## [原文抜粋]
= = = = = = =

レーザービームにより鋼板または鋼帯を長手方向に連続的に突き合わせ接合するためには、これらの板端同士を隙間無く突き合わせ、しかも突き合わせシーム位置がレーザービーム照射位置に対してある許容値範囲内に案内する必要がある。
【0004】
これを実現するための技術として、例えば特公平6−13153号公報では、鋼帯の溶接突き合わせ端面同士を隣り合わせ、上下にはなれて搬送されるそれぞれの鋼帯を傾斜配置した搬送ローラーと縦型ローラーで押しこんで、溶接側の端面同士を同一の鉛直面にある案内部材の案内面に接触させながら搬送し、グリップローラーで同一平面上に拘束した後、レーザーにて溶接するものがある。
この構成では、端部が直線でないこともあり、グリップローラーで収束する際にかえって隙間が広がったり、あるいは端部同士がせりあがったりして、パス拘束を安定的に行なう事ができず、突き合わせ部を溶接した際に、溶接精度の安定確保ができず、溶接して得られる溶接部性状が低下してしまうという問題を生じることがある。この現象は特に薄鋼板の鋼帯を溶接対象とした場合に顕著である。
【0005】
これに対し特開2000−158163号公報では、複数の鋼帯を、溶接ローラーと、傾斜して配置する複数の押さえローラーとの間を通過させて鋼帯に幅方向の力を加えることにより、異なる鋼帯のエッジ部端面に押しつけ力が働く様にしながらレーザー溶接する溶接方法が提案されている。

= = = = = = =

上の原文抜粋のうち、「レーザービームにより鋼板また」から「対象とした場合に顕著である。」までの範囲を一字も変えずに書き写してください。

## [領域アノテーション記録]
= = = = = = =

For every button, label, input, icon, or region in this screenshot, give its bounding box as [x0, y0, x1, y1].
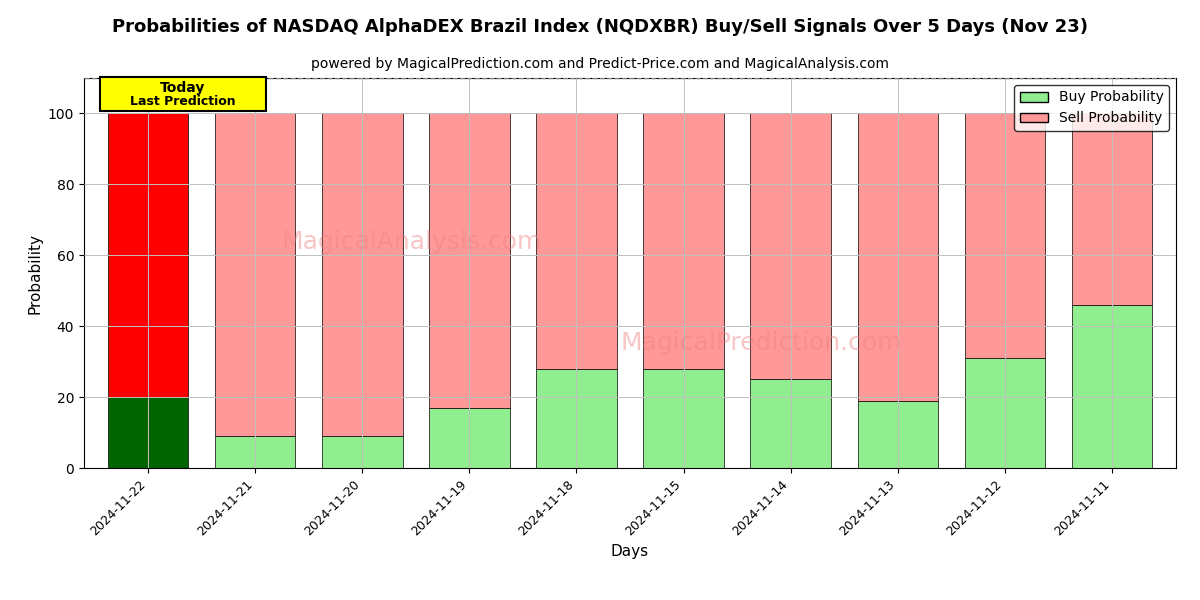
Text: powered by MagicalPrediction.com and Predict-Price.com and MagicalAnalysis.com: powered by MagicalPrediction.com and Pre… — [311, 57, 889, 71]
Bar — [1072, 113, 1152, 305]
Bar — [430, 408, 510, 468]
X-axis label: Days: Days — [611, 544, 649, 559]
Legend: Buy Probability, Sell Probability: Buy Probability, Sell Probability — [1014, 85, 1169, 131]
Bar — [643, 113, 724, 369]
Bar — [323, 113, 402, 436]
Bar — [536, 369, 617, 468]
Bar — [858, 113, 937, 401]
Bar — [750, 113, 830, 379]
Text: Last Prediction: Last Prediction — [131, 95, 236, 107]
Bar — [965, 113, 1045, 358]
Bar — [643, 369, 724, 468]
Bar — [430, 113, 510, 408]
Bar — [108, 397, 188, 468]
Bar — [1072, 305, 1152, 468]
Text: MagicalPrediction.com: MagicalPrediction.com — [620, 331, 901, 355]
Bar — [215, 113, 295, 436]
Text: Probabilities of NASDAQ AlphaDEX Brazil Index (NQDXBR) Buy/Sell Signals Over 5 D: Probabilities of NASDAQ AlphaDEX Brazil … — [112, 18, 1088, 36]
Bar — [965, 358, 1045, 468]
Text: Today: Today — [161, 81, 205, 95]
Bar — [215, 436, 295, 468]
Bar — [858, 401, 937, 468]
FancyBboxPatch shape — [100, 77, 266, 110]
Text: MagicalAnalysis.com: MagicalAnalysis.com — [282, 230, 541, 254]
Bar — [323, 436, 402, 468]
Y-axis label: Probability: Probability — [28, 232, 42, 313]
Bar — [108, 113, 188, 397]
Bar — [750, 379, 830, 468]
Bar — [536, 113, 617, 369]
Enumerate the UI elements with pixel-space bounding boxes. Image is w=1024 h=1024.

= = = = = = =

## [本課題の解答]
レーザービームにより鋼板または鋼帯を長手方向に連続的に突き合わせ接合するためには、これらの板端同士を隙間無く突き合わせ、しかも突き合わせシーム位置がレーザービーム照射位置に対してある許容値範囲内に案内する必要がある。
【0004】
これを実現するための技術として、例えば特公平6−13153号公報では、鋼帯の溶接突き合わせ端面同士を隣り合わせ、上下にはなれて搬送されるそれぞれの鋼帯を傾斜配置した搬送ローラーと縦型ローラーで押しこんで、溶接側の端面同士を同一の鉛直面にある案内部材の案内面に接触させながら搬送し、グリップローラーで同一平面上に拘束した後、レーザーにて溶接するものがある。
この構成では、端部が直線でないこともあり、グリップローラーで収束する際にかえって隙間が広がったり、あるいは端部同士がせりあがったりして、パス拘束を安定的に行なう事ができず、突き合わせ部を溶接した際に、溶接精度の安定確保ができず、溶接して得られる溶接部性状が低下してしまうという問題を生じることがある。この現象は特に薄鋼板の鋼帯を溶接対象とした場合に顕著である。